Data entries:
+++
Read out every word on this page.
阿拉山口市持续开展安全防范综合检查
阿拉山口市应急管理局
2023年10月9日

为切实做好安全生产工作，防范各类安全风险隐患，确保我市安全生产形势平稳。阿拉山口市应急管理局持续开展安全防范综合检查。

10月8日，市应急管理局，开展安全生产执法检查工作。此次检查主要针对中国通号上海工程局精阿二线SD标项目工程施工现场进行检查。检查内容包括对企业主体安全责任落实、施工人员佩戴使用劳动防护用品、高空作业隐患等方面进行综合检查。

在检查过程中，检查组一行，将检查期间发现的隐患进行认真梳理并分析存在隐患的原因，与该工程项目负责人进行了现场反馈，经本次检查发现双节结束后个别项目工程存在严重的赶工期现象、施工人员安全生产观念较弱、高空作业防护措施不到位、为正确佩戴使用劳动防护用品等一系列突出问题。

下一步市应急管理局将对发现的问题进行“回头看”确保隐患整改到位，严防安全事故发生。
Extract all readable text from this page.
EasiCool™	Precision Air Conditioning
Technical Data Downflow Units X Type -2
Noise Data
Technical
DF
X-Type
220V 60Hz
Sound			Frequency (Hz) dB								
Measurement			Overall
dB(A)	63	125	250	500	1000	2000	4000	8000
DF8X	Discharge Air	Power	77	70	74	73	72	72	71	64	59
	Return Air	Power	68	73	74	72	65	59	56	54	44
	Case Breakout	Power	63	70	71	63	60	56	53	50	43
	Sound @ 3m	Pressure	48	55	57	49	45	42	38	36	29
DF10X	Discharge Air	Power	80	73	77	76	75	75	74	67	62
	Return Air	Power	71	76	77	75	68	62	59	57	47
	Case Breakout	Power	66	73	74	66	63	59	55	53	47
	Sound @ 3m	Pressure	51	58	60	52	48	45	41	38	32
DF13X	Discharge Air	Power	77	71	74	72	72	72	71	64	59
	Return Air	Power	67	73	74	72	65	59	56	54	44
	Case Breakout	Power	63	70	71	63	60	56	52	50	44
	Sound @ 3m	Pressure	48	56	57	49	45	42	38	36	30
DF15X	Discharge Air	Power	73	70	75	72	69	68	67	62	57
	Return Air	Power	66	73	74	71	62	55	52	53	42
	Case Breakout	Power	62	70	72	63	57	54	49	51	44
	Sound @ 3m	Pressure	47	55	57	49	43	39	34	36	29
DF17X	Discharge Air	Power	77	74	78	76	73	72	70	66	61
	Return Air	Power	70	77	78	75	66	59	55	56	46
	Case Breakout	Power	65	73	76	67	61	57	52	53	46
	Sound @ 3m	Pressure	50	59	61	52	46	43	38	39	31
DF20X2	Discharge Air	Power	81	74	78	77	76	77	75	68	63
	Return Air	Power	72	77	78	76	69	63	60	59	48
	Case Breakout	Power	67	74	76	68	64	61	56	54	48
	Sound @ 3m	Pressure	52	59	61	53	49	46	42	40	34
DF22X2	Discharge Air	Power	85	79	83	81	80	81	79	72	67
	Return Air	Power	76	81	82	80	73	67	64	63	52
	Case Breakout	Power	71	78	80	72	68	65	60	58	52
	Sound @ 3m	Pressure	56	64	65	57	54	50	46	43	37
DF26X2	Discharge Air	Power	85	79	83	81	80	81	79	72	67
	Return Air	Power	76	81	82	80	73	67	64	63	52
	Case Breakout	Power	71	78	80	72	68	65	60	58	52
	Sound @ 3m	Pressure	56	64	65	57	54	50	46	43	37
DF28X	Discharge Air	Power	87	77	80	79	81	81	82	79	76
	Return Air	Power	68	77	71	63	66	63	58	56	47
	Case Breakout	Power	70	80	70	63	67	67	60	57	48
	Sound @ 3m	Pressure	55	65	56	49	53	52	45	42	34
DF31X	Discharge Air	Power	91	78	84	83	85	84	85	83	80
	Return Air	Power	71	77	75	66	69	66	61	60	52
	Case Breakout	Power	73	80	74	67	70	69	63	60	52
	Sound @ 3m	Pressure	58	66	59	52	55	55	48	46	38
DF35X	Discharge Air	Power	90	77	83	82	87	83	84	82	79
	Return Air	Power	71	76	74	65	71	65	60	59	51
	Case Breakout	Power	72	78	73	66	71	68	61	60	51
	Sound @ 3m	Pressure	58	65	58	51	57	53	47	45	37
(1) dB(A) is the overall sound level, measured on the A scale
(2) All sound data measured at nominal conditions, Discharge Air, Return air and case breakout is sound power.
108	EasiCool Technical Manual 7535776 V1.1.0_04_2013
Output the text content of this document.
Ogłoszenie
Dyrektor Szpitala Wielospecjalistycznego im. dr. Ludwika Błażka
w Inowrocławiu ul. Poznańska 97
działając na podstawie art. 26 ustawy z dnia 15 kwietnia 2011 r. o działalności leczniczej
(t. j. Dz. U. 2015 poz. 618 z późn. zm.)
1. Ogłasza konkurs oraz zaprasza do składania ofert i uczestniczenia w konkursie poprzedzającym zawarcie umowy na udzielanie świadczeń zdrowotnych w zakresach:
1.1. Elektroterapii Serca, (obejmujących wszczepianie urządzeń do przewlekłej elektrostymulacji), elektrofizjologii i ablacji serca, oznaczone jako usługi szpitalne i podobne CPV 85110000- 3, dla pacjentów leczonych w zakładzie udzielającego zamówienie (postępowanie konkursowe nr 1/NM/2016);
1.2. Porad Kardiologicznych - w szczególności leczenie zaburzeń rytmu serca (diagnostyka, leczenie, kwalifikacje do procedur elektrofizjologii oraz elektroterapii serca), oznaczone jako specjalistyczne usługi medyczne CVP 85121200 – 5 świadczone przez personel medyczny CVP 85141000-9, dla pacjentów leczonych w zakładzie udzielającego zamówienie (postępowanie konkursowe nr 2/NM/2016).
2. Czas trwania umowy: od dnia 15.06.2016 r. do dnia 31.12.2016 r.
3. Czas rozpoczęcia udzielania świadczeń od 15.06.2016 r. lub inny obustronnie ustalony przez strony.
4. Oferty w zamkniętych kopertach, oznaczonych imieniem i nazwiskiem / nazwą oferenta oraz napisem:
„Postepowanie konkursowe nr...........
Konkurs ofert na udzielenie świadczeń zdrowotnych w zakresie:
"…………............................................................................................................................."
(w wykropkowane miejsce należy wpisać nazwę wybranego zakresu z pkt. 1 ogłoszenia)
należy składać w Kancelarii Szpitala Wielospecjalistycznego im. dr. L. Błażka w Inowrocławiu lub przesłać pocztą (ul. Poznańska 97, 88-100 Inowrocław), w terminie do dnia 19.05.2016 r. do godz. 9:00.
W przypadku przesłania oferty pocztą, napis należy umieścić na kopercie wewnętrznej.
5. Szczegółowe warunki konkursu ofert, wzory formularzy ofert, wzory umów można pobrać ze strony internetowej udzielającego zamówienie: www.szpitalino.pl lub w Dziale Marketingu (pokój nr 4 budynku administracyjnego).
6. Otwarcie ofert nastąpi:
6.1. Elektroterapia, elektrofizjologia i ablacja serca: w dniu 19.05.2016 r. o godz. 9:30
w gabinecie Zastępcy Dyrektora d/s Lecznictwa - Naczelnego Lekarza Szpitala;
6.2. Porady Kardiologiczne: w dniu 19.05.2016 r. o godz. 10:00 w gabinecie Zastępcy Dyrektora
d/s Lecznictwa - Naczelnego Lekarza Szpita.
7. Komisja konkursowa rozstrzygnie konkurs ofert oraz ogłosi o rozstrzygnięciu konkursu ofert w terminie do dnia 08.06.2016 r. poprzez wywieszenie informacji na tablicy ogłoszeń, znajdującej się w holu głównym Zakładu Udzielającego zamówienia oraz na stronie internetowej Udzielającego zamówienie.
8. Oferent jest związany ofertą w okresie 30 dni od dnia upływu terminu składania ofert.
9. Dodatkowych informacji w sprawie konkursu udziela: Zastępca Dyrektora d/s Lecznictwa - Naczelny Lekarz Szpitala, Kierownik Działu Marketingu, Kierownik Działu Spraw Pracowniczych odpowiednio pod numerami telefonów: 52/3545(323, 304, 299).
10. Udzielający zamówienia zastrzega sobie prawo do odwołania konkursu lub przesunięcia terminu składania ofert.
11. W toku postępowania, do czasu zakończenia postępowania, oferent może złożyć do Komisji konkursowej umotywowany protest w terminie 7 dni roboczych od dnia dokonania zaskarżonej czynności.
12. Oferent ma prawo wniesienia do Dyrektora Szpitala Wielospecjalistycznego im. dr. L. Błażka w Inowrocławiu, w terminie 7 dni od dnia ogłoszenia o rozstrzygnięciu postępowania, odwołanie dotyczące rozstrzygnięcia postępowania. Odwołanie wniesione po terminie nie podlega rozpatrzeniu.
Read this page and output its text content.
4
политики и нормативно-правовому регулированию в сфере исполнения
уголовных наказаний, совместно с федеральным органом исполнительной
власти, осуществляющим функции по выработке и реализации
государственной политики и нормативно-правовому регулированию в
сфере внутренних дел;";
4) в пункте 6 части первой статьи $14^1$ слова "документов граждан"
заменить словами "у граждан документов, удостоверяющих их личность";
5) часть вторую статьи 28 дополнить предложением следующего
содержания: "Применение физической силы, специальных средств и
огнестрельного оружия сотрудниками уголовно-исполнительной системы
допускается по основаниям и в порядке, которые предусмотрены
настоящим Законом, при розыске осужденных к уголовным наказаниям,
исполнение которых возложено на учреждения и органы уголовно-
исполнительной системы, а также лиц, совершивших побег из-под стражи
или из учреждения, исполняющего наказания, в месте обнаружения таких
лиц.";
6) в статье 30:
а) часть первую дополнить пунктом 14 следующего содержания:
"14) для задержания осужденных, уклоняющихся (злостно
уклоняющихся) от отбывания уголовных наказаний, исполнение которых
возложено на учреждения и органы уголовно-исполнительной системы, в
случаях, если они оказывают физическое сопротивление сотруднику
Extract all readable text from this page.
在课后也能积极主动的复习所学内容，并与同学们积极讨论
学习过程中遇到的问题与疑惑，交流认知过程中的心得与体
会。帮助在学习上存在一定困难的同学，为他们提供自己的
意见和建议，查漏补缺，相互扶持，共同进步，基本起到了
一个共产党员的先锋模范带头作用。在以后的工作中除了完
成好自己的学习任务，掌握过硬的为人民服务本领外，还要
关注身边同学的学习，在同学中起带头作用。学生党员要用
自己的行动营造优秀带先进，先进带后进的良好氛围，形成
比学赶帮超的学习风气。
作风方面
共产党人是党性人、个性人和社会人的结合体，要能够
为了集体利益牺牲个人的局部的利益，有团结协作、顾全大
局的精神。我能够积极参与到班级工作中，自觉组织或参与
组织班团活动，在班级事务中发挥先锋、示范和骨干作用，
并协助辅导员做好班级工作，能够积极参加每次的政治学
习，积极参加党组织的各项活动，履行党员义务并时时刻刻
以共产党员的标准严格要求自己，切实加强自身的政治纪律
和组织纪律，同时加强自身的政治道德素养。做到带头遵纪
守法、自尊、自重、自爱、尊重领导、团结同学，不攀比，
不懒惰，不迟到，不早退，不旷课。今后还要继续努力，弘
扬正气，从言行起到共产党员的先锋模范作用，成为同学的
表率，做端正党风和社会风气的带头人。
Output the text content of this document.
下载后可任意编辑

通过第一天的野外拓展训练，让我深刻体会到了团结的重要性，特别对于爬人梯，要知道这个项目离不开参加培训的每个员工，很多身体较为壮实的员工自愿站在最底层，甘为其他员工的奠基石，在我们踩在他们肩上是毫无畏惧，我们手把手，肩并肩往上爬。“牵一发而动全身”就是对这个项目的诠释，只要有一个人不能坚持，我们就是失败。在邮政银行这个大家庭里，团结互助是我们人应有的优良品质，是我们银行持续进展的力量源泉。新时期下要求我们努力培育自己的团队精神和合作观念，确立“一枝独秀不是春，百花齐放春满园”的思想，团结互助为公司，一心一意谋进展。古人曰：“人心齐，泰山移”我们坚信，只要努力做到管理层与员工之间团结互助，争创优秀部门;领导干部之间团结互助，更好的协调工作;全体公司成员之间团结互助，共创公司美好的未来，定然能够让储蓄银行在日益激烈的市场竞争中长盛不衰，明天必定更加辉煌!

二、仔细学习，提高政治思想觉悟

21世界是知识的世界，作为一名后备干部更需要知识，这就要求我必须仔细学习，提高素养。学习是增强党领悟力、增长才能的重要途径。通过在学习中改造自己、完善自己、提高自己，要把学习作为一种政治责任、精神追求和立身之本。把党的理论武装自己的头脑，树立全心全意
+++
Prompt:
Every line of the listing that holds "Poznańska" should be found and copied.

Right answer:
w Inowrocławiu ul. Poznańska 97
należy składać w Kancelarii Szpitala Wielospecjalistycznego im. dr. L. Błażka w Inowrocławiu lub przesłać pocztą (ul. Poznańska 97, 88-100 Inowrocław), w terminie do dnia 19.05.2016 r. do godz. 9:00.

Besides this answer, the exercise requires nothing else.